**Fragmento del documento**
Se ha pretendido atender algunas de dichas críticas en la parte final de este

ensayo, atendiendo a tres desafíos que pudieran poner en entredicho la definición

de soberanía que hemos presentado. Al respecto, hemos sostenido que ni la

presencia de ciertos elementos que pudieran indicarnos que nos encontramos ante

una democracia simulada o secuestrada, ni la globalización, resultan suficientes

para echar por tierra nuestro intento por revitalizar este concepto.

Finalmente, no debe pasarse por alto que, a últimas fechas, la cuestión de la

soberanía ha formado parte de las grandes decisiones políticas y jurisdiccionales a

nivel mundial. En un intento por salvaguardar los derechos humanos, se intentado

volverlos inmunes al ejercicio democrático, aunque vale la pena revisar y

reconsiderar las ideas que respaldan esta clase de limitaciones democráticas.

**Datos proporcionados**
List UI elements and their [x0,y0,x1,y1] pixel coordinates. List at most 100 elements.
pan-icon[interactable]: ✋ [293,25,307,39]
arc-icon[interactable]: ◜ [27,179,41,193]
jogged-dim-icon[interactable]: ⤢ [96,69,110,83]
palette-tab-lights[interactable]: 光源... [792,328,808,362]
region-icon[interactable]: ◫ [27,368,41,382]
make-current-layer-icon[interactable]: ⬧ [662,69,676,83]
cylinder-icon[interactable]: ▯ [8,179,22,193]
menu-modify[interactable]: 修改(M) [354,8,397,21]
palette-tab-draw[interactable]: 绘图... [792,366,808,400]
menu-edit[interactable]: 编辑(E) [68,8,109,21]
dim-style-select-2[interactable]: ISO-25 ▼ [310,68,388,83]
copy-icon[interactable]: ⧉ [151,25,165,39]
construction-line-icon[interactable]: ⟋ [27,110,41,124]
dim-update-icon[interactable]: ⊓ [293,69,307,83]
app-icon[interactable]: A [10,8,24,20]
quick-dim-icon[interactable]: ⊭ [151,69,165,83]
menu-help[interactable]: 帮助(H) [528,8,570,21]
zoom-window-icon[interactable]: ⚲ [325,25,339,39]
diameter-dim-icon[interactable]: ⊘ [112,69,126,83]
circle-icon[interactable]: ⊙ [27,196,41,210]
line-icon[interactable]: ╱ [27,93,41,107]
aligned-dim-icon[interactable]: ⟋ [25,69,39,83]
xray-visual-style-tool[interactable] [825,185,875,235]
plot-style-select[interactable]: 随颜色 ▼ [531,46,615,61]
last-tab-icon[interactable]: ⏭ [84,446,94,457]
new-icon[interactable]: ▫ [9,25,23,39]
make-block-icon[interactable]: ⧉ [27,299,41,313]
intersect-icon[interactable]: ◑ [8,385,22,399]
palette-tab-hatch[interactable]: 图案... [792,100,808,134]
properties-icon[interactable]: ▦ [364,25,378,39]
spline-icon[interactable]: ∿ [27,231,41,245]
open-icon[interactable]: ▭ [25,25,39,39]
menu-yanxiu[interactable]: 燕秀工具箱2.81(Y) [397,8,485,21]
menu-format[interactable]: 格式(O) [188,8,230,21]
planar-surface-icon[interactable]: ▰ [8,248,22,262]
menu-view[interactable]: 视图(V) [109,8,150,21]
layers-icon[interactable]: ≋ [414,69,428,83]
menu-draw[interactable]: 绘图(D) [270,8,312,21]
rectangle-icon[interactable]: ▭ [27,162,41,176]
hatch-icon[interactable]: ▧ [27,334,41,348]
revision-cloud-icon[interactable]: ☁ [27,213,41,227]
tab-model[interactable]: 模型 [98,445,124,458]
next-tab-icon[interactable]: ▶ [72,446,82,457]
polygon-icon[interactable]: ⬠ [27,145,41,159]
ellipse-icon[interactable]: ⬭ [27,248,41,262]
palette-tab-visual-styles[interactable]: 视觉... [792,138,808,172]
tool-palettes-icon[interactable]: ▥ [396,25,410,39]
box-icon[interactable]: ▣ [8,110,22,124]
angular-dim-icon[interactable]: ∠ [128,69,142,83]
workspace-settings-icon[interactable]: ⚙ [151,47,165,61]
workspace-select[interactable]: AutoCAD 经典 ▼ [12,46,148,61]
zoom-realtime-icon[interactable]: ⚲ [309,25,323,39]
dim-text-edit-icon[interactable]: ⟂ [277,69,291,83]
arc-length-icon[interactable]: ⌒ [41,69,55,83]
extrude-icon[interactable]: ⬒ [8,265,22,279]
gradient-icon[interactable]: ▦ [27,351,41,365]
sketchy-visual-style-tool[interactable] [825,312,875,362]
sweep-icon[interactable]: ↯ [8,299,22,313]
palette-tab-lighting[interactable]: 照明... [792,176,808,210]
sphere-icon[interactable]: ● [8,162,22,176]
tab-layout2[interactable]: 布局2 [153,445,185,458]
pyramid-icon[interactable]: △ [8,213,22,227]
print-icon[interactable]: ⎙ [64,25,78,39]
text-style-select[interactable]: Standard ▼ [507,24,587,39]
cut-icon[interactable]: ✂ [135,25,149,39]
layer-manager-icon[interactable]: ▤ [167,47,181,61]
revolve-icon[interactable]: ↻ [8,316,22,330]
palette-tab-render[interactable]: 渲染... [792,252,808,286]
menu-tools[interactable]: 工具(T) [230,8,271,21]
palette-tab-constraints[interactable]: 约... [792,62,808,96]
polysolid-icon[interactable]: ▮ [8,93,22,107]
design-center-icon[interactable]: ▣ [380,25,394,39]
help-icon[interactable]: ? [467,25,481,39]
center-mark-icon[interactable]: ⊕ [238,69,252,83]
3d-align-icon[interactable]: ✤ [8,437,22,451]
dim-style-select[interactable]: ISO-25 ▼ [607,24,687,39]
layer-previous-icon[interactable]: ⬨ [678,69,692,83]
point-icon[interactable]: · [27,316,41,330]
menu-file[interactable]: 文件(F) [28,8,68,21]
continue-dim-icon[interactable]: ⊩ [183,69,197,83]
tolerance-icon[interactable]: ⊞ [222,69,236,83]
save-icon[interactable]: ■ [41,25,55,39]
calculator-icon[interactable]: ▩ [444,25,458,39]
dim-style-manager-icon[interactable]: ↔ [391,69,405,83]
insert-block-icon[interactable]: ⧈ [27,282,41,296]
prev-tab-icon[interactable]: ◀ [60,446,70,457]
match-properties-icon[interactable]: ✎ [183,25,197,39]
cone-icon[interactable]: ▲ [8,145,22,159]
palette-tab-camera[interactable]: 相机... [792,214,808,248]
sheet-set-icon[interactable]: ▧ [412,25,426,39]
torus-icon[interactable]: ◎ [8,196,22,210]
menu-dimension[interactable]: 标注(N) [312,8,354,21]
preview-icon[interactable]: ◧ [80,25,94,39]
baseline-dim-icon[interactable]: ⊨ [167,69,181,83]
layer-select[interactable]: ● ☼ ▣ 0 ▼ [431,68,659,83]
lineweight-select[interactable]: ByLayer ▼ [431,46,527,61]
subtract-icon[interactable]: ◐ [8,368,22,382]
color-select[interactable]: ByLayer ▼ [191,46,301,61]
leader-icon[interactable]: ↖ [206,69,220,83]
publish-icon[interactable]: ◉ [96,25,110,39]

**Resuelva lo siguiente**
1) Responda con base en el fragmento sobre la soberanía:
(a) ¿Cuántos desafíos se atienden en la parte final del ensayo?
(b) Además de la globalización, ¿qué se sostiene que no basta para echar por tierra el intento de revitalizar el concepto?
(c) ¿Qué se ha intentado volver inmunes al ejercicio democrático?
2) Prolongue el fragmento sobre la soberanía a partir de su última oración.
Los ítems son un material independiente del fragmento sobre la soberanía.

**Respuestas dadas**
1)
(a) Tres.
(b) La presencia de ciertos elementos que pudieran indicar que se trata de una democracia simulada o secuestrada.
(c) Los derechos humanos.

2)
Por otra parte, asistimos a un resurgimiento del nacionalismo, impulsado por

el deseo de las comunidades, grandes y chicas, de conservar su identidad, asegurar

que su voz siga siendo escuchada y retener su capacidad para decidir sobre su

propio destino. Bien podría ser que el siguiente gran capítulo de la historia de la

soberanía se esté escribiendo ante nuestros ojos. Ojalá seamos capaces de

enderezar la pluma, encauzándola hacia un futuro en el que la verdadera soberanía,

la popular, sea una realidad política cotidiana.